▸ Written exercise
Pictures aside, repeat every entry exactly.

▸ Data provided
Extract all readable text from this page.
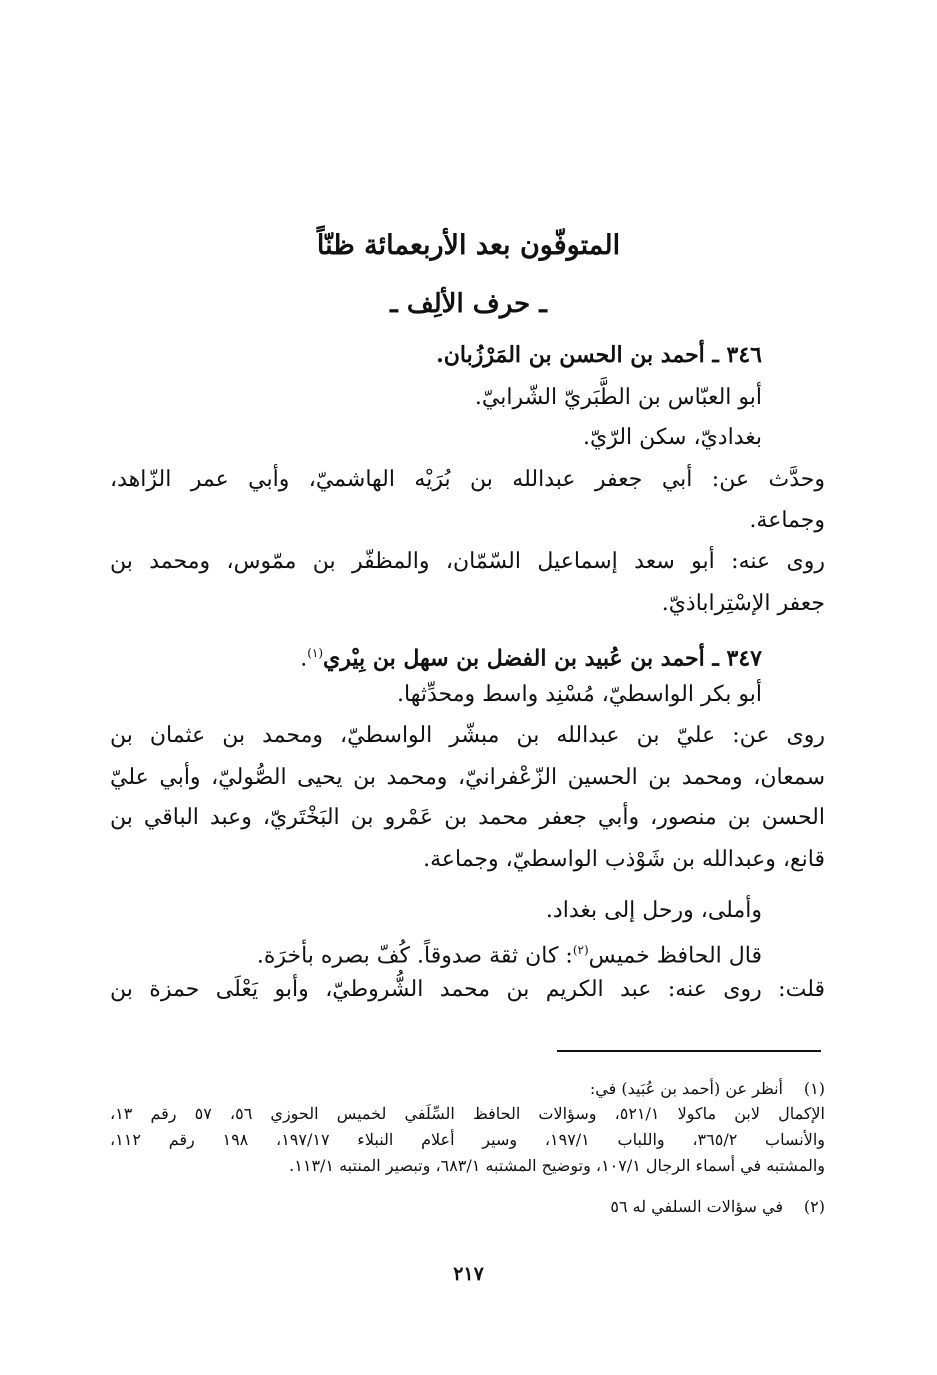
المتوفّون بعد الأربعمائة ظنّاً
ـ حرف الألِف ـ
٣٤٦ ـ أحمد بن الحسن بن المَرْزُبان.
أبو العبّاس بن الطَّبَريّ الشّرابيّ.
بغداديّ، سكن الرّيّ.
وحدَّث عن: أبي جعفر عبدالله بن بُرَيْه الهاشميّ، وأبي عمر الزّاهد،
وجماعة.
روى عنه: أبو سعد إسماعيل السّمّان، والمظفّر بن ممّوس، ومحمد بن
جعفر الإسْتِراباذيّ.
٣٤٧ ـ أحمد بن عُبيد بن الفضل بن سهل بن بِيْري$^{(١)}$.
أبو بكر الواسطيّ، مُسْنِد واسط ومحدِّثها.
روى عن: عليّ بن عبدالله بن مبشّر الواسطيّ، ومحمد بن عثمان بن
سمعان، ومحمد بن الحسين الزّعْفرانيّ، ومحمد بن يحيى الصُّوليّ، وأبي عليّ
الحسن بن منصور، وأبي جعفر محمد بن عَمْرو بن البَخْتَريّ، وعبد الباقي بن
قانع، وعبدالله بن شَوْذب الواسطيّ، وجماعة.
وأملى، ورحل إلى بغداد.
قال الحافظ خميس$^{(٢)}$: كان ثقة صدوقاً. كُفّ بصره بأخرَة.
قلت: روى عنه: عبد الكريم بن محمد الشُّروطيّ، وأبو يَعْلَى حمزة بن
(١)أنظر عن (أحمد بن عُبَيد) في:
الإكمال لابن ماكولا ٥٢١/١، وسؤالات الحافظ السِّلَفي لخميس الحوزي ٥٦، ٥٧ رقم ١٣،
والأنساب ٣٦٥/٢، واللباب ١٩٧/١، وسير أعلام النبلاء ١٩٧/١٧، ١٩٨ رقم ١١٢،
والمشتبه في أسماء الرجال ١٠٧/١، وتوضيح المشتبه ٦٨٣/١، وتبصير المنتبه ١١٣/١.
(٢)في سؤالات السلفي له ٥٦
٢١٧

▸ Final result
Extract all readable text from this page.
المتوفّون بعد الأربعمائة ظنّاً
ـ حرف الألِف ـ
٣٤٦ ـ أحمد بن الحسن بن المَرْزُبان.
أبو العبّاس بن الطَّبَريّ الشّرابيّ.
بغداديّ، سكن الرّيّ.
وحدَّث عن: أبي جعفر عبدالله بن بُرَيْه الهاشميّ، وأبي عمر الزّاهد،
وجماعة.
روى عنه: أبو سعد إسماعيل السّمّان، والمظفّر بن ممّوس، ومحمد بن
جعفر الإسْتِراباذيّ.
٣٤٧ ـ أحمد بن عُبيد بن الفضل بن سهل بن بِيْري$^{(١)}$.
أبو بكر الواسطيّ، مُسْنِد واسط ومحدِّثها.
روى عن: عليّ بن عبدالله بن مبشّر الواسطيّ، ومحمد بن عثمان بن
سمعان، ومحمد بن الحسين الزّعْفرانيّ، ومحمد بن يحيى الصُّوليّ، وأبي عليّ
الحسن بن منصور، وأبي جعفر محمد بن عَمْرو بن البَخْتَريّ، وعبد الباقي بن
قانع، وعبدالله بن شَوْذب الواسطيّ، وجماعة.
وأملى، ورحل إلى بغداد.
قال الحافظ خميس$^{(٢)}$: كان ثقة صدوقاً. كُفّ بصره بأخرَة.
قلت: روى عنه: عبد الكريم بن محمد الشُّروطيّ، وأبو يَعْلَى حمزة بن
(١)أنظر عن (أحمد بن عُبَيد) في:
الإكمال لابن ماكولا ٥٢١/١، وسؤالات الحافظ السِّلَفي لخميس الحوزي ٥٦، ٥٧ رقم ١٣،
والأنساب ٣٦٥/٢، واللباب ١٩٧/١، وسير أعلام النبلاء ١٩٧/١٧، ١٩٨ رقم ١١٢،
والمشتبه في أسماء الرجال ١٠٧/١، وتوضيح المشتبه ٦٨٣/١، وتبصير المنتبه ١١٣/١.
(٢)في سؤالات السلفي له ٥٦
٢١٧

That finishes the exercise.